**AIM**
Write the material out again, line by line, exactly as it is.

++++ MATERIAL FOR THIS EXERCISE

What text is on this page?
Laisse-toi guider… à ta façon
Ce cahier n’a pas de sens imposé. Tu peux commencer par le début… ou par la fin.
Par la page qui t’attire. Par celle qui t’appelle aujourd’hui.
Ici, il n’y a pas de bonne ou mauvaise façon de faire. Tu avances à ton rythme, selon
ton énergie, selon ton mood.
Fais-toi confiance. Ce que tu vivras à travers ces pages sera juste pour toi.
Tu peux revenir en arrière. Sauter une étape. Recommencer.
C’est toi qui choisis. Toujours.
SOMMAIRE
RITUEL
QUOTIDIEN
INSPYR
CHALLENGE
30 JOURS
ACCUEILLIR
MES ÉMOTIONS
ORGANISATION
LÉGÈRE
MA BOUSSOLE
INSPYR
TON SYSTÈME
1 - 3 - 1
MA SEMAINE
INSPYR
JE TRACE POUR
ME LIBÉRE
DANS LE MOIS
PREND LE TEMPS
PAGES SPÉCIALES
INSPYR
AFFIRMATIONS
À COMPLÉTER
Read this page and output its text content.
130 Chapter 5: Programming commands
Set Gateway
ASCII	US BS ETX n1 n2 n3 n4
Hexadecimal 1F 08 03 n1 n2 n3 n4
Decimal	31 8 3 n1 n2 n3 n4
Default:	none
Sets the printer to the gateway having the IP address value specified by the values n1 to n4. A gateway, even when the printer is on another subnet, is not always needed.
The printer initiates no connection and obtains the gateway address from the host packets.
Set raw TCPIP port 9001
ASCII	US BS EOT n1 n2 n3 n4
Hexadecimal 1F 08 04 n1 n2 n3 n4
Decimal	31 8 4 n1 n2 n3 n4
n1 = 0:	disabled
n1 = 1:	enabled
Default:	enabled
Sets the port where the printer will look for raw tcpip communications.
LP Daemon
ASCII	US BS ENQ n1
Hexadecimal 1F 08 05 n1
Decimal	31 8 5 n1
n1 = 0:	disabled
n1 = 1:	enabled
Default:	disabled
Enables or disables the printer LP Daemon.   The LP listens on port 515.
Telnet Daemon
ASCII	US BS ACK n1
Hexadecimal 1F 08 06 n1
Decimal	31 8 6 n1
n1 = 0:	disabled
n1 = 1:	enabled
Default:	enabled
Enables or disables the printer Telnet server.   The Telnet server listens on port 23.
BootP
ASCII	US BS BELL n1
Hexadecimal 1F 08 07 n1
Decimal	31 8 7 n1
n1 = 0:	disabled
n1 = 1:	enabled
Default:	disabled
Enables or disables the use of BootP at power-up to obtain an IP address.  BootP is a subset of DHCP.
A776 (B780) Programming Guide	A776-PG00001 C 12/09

++++++++

**COMPLETED TASK**
What text is on this page?
Laisse-toi guider… à ta façon
Ce cahier n’a pas de sens imposé. Tu peux commencer par le début… ou par la fin.
Par la page qui t’attire. Par celle qui t’appelle aujourd’hui.
Ici, il n’y a pas de bonne ou mauvaise façon de faire. Tu avances à ton rythme, selon
ton énergie, selon ton mood.
Fais-toi confiance. Ce que tu vivras à travers ces pages sera juste pour toi.
Tu peux revenir en arrière. Sauter une étape. Recommencer.
C’est toi qui choisis. Toujours.
SOMMAIRE
RITUEL
QUOTIDIEN
INSPYR
CHALLENGE
30 JOURS
ACCUEILLIR
MES ÉMOTIONS
ORGANISATION
LÉGÈRE
MA BOUSSOLE
INSPYR
TON SYSTÈME
1 - 3 - 1
MA SEMAINE
INSPYR
JE TRACE POUR
ME LIBÉRE
DANS LE MOIS
PREND LE TEMPS
PAGES SPÉCIALES
INSPYR
AFFIRMATIONS
À COMPLÉTER
Read this page and output its text content.
130 Chapter 5: Programming commands
Set Gateway
ASCII	US BS ETX n1 n2 n3 n4
Hexadecimal 1F 08 03 n1 n2 n3 n4
Decimal	31 8 3 n1 n2 n3 n4
Default:	none
Sets the printer to the gateway having the IP address value specified by the values n1 to n4. A gateway, even when the printer is on another subnet, is not always needed.
The printer initiates no connection and obtains the gateway address from the host packets.
Set raw TCPIP port 9001
ASCII	US BS EOT n1 n2 n3 n4
Hexadecimal 1F 08 04 n1 n2 n3 n4
Decimal	31 8 4 n1 n2 n3 n4
n1 = 0:	disabled
n1 = 1:	enabled
Default:	enabled
Sets the port where the printer will look for raw tcpip communications.
LP Daemon
ASCII	US BS ENQ n1
Hexadecimal 1F 08 05 n1
Decimal	31 8 5 n1
n1 = 0:	disabled
n1 = 1:	enabled
Default:	disabled
Enables or disables the printer LP Daemon.   The LP listens on port 515.
Telnet Daemon
ASCII	US BS ACK n1
Hexadecimal 1F 08 06 n1
Decimal	31 8 6 n1
n1 = 0:	disabled
n1 = 1:	enabled
Default:	enabled
Enables or disables the printer Telnet server.   The Telnet server listens on port 23.
BootP
ASCII	US BS BELL n1
Hexadecimal 1F 08 07 n1
Decimal	31 8 7 n1
n1 = 0:	disabled
n1 = 1:	enabled
Default:	disabled
Enables or disables the use of BootP at power-up to obtain an IP address.  BootP is a subset of DHCP.
A776 (B780) Programming Guide	A776-PG00001 C 12/09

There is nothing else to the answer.